======== Exercise input ========

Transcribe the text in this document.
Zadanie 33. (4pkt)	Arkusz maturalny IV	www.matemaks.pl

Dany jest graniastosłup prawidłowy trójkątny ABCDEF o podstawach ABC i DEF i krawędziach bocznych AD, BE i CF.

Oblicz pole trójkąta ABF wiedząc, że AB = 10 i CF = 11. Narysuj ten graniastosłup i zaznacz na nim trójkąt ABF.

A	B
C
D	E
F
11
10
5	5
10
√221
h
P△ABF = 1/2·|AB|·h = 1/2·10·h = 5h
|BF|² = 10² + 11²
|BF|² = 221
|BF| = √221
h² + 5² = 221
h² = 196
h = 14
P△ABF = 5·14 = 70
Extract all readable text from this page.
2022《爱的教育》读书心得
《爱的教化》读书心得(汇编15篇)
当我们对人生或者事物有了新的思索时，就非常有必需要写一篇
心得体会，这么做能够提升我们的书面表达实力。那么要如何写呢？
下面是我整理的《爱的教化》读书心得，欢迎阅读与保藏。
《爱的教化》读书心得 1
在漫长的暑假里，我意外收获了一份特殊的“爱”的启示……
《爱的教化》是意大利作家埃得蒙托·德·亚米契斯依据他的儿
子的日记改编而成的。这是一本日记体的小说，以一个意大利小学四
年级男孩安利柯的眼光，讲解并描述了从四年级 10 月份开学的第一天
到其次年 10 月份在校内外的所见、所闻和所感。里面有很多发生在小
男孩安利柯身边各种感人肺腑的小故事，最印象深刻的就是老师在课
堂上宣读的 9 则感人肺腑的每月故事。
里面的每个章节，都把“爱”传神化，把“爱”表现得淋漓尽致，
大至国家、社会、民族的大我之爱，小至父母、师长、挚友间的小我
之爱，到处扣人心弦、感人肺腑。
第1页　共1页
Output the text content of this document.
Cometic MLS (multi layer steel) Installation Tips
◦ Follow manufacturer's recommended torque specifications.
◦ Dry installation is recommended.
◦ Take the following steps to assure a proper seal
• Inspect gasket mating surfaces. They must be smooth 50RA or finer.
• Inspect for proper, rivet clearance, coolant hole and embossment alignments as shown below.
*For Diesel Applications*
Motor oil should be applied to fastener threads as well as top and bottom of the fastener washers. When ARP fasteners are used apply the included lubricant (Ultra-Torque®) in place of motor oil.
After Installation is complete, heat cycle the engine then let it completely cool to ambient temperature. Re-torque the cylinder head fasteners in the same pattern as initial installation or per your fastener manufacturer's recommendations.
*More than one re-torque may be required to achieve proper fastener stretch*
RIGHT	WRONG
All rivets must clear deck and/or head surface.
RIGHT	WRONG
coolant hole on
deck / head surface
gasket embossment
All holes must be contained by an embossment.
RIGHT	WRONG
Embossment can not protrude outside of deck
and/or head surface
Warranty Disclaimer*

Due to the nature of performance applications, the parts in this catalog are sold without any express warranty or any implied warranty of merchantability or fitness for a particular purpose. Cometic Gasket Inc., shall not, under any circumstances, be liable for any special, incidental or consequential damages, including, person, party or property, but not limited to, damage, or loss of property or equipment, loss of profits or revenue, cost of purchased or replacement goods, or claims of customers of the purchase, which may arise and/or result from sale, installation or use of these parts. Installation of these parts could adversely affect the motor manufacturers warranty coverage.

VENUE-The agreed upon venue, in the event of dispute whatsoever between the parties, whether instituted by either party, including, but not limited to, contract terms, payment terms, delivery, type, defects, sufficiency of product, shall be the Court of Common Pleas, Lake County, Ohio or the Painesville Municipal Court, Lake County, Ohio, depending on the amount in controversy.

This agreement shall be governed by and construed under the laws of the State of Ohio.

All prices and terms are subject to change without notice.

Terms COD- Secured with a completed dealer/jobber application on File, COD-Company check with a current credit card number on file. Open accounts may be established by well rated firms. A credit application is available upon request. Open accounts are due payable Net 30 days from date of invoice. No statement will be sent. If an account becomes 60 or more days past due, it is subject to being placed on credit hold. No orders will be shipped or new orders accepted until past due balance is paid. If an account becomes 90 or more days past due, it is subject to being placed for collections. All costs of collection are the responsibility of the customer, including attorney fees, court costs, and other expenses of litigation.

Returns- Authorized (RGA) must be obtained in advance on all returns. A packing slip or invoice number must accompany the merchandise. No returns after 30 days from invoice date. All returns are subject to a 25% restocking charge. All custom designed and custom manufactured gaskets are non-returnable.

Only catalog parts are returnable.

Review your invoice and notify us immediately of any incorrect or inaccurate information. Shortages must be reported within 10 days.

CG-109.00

========

Exact copies of all the records are required.

Transcribe the text in this document.
Zadanie 33. (4pkt)	Arkusz maturalny IV	www.matemaks.pl

Dany jest graniastosłup prawidłowy trójkątny ABCDEF o podstawach ABC i DEF i krawędziach bocznych AD, BE i CF.

Oblicz pole trójkąta ABF wiedząc, że AB = 10 i CF = 11. Narysuj ten graniastosłup i zaznacz na nim trójkąt ABF.

A	B
C
D	E
F
11
10
5	5
10
√221
h
P△ABF = 1/2·|AB|·h = 1/2·10·h = 5h
|BF|² = 10² + 11²
|BF|² = 221
|BF| = √221
h² + 5² = 221
h² = 196
h = 14
P△ABF = 5·14 = 70
Extract all readable text from this page.
2022《爱的教育》读书心得
《爱的教化》读书心得(汇编15篇)
当我们对人生或者事物有了新的思索时，就非常有必需要写一篇
心得体会，这么做能够提升我们的书面表达实力。那么要如何写呢？
下面是我整理的《爱的教化》读书心得，欢迎阅读与保藏。
《爱的教化》读书心得 1
在漫长的暑假里，我意外收获了一份特殊的“爱”的启示……
《爱的教化》是意大利作家埃得蒙托·德·亚米契斯依据他的儿
子的日记改编而成的。这是一本日记体的小说，以一个意大利小学四
年级男孩安利柯的眼光，讲解并描述了从四年级 10 月份开学的第一天
到其次年 10 月份在校内外的所见、所闻和所感。里面有很多发生在小
男孩安利柯身边各种感人肺腑的小故事，最印象深刻的就是老师在课
堂上宣读的 9 则感人肺腑的每月故事。
里面的每个章节，都把“爱”传神化，把“爱”表现得淋漓尽致，
大至国家、社会、民族的大我之爱，小至父母、师长、挚友间的小我
之爱，到处扣人心弦、感人肺腑。
第1页　共1页
Output the text content of this document.
Cometic MLS (multi layer steel) Installation Tips
◦ Follow manufacturer's recommended torque specifications.
◦ Dry installation is recommended.
◦ Take the following steps to assure a proper seal
• Inspect gasket mating surfaces. They must be smooth 50RA or finer.
• Inspect for proper, rivet clearance, coolant hole and embossment alignments as shown below.
*For Diesel Applications*
Motor oil should be applied to fastener threads as well as top and bottom of the fastener washers. When ARP fasteners are used apply the included lubricant (Ultra-Torque®) in place of motor oil.
After Installation is complete, heat cycle the engine then let it completely cool to ambient temperature. Re-torque the cylinder head fasteners in the same pattern as initial installation or per your fastener manufacturer's recommendations.
*More than one re-torque may be required to achieve proper fastener stretch*
RIGHT	WRONG
All rivets must clear deck and/or head surface.
RIGHT	WRONG
coolant hole on
deck / head surface
gasket embossment
All holes must be contained by an embossment.
RIGHT	WRONG
Embossment can not protrude outside of deck
and/or head surface
Warranty Disclaimer*

Due to the nature of performance applications, the parts in this catalog are sold without any express warranty or any implied warranty of merchantability or fitness for a particular purpose. Cometic Gasket Inc., shall not, under any circumstances, be liable for any special, incidental or consequential damages, including, person, party or property, but not limited to, damage, or loss of property or equipment, loss of profits or revenue, cost of purchased or replacement goods, or claims of customers of the purchase, which may arise and/or result from sale, installation or use of these parts. Installation of these parts could adversely affect the motor manufacturers warranty coverage.

VENUE-The agreed upon venue, in the event of dispute whatsoever between the parties, whether instituted by either party, including, but not limited to, contract terms, payment terms, delivery, type, defects, sufficiency of product, shall be the Court of Common Pleas, Lake County, Ohio or the Painesville Municipal Court, Lake County, Ohio, depending on the amount in controversy.

This agreement shall be governed by and construed under the laws of the State of Ohio.

All prices and terms are subject to change without notice.

Terms COD- Secured with a completed dealer/jobber application on File, COD-Company check with a current credit card number on file. Open accounts may be established by well rated firms. A credit application is available upon request. Open accounts are due payable Net 30 days from date of invoice. No statement will be sent. If an account becomes 60 or more days past due, it is subject to being placed on credit hold. No orders will be shipped or new orders accepted until past due balance is paid. If an account becomes 90 or more days past due, it is subject to being placed for collections. All costs of collection are the responsibility of the customer, including attorney fees, court costs, and other expenses of litigation.

Returns- Authorized (RGA) must be obtained in advance on all returns. A packing slip or invoice number must accompany the merchandise. No returns after 30 days from invoice date. All returns are subject to a 25% restocking charge. All custom designed and custom manufactured gaskets are non-returnable.

Only catalog parts are returnable.

Review your invoice and notify us immediately of any incorrect or inaccurate information. Shortages must be reported within 10 days.

CG-109.00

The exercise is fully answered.